▶ _Stated goal_
Look through the lines below and extract any with the word "document".

[Data records]
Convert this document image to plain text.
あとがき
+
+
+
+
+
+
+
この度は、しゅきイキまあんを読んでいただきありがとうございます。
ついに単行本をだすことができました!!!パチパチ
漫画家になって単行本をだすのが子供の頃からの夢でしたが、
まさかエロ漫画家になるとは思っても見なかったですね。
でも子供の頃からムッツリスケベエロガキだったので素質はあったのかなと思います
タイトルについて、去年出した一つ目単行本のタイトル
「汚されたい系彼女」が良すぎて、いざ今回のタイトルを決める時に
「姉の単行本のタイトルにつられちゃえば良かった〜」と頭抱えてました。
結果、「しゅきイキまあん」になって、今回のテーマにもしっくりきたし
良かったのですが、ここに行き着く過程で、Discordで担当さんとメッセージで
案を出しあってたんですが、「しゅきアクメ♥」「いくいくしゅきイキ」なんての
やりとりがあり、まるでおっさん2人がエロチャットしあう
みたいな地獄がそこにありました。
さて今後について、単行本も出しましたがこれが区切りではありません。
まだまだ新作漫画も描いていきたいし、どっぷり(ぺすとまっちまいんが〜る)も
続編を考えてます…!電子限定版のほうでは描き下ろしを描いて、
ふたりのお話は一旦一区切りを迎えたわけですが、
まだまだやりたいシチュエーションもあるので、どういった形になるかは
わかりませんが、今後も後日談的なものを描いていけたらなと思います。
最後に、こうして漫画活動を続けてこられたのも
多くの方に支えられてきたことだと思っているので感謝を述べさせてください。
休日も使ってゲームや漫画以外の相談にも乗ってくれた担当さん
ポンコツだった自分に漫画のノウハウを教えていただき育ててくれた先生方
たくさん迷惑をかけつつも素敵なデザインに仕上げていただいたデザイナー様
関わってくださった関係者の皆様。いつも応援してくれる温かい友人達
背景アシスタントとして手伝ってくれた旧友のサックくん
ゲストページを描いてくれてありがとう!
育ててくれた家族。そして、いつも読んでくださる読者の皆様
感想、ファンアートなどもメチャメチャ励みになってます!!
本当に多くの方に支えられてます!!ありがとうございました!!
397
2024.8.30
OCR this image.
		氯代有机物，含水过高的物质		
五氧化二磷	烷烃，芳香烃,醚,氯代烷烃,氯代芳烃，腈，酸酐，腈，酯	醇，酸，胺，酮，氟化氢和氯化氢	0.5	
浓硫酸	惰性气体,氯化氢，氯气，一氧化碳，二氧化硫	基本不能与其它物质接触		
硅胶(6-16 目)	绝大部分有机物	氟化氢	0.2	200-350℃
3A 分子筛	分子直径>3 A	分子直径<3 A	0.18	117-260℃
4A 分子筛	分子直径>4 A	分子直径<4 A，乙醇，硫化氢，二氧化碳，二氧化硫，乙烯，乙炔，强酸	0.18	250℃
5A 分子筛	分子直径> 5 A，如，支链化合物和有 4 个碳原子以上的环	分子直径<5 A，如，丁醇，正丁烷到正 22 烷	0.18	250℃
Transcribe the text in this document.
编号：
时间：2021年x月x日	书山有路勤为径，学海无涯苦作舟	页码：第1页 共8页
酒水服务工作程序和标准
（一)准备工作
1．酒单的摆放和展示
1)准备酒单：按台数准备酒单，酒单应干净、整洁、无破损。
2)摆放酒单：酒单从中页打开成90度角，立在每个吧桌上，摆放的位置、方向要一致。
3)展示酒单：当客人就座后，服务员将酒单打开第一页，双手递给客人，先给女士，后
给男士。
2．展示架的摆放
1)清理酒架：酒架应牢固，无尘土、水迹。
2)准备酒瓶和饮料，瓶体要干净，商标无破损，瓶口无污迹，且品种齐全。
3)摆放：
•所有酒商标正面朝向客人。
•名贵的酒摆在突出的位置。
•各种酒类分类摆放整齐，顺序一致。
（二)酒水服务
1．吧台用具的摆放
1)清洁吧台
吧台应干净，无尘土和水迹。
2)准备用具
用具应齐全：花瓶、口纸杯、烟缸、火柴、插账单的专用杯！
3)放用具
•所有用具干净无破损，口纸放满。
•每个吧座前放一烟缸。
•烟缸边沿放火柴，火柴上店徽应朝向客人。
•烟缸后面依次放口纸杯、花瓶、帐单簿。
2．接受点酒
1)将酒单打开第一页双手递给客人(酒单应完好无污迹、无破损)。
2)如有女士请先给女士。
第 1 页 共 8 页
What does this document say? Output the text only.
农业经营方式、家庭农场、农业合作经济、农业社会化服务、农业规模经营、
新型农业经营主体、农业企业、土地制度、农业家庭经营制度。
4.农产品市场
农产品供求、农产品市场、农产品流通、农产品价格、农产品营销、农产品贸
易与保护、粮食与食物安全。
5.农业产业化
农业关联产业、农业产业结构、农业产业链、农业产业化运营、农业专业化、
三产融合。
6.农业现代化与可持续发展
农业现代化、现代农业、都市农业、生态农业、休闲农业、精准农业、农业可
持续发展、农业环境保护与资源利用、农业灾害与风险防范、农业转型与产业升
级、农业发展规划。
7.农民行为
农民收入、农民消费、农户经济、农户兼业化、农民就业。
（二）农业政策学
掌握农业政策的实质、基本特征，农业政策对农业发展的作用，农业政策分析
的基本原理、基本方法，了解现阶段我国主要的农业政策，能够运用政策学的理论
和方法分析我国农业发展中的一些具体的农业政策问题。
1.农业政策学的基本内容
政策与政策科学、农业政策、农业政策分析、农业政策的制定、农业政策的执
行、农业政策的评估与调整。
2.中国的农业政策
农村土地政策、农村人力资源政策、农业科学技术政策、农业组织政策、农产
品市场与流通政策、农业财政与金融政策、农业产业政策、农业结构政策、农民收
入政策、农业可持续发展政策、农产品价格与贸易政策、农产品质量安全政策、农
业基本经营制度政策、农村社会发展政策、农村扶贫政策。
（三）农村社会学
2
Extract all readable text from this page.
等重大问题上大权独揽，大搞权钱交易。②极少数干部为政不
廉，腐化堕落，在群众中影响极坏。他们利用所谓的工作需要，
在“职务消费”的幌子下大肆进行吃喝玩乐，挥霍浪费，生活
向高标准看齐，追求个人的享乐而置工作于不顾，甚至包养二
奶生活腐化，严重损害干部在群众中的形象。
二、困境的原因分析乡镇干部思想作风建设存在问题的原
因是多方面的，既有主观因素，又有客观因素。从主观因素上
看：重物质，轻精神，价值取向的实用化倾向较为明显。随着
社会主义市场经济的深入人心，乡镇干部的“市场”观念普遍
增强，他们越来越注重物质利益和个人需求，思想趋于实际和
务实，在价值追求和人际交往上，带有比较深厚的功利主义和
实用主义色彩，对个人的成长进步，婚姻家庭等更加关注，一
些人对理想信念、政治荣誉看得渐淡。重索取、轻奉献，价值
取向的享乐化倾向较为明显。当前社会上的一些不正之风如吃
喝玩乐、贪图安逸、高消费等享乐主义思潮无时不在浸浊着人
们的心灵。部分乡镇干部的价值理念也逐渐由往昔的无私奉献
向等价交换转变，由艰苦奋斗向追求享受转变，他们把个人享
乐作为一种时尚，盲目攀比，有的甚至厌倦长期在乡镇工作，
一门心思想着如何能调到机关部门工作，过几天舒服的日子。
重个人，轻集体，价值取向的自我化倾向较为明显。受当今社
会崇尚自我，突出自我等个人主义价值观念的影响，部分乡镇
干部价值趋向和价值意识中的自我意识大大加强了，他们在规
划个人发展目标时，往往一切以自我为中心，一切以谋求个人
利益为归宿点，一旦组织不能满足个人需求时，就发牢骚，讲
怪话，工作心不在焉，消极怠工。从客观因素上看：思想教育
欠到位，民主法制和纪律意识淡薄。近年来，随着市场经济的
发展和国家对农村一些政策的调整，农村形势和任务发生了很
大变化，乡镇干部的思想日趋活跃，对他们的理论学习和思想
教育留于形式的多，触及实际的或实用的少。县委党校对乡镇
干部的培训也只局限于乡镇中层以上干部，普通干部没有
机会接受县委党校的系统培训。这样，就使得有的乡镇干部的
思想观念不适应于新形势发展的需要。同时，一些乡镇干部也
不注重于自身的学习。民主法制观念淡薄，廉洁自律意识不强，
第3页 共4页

▶ _Problem solution_
Convert this document image to plain text.
Transcribe the text in this document.
What does this document say? Output the text only.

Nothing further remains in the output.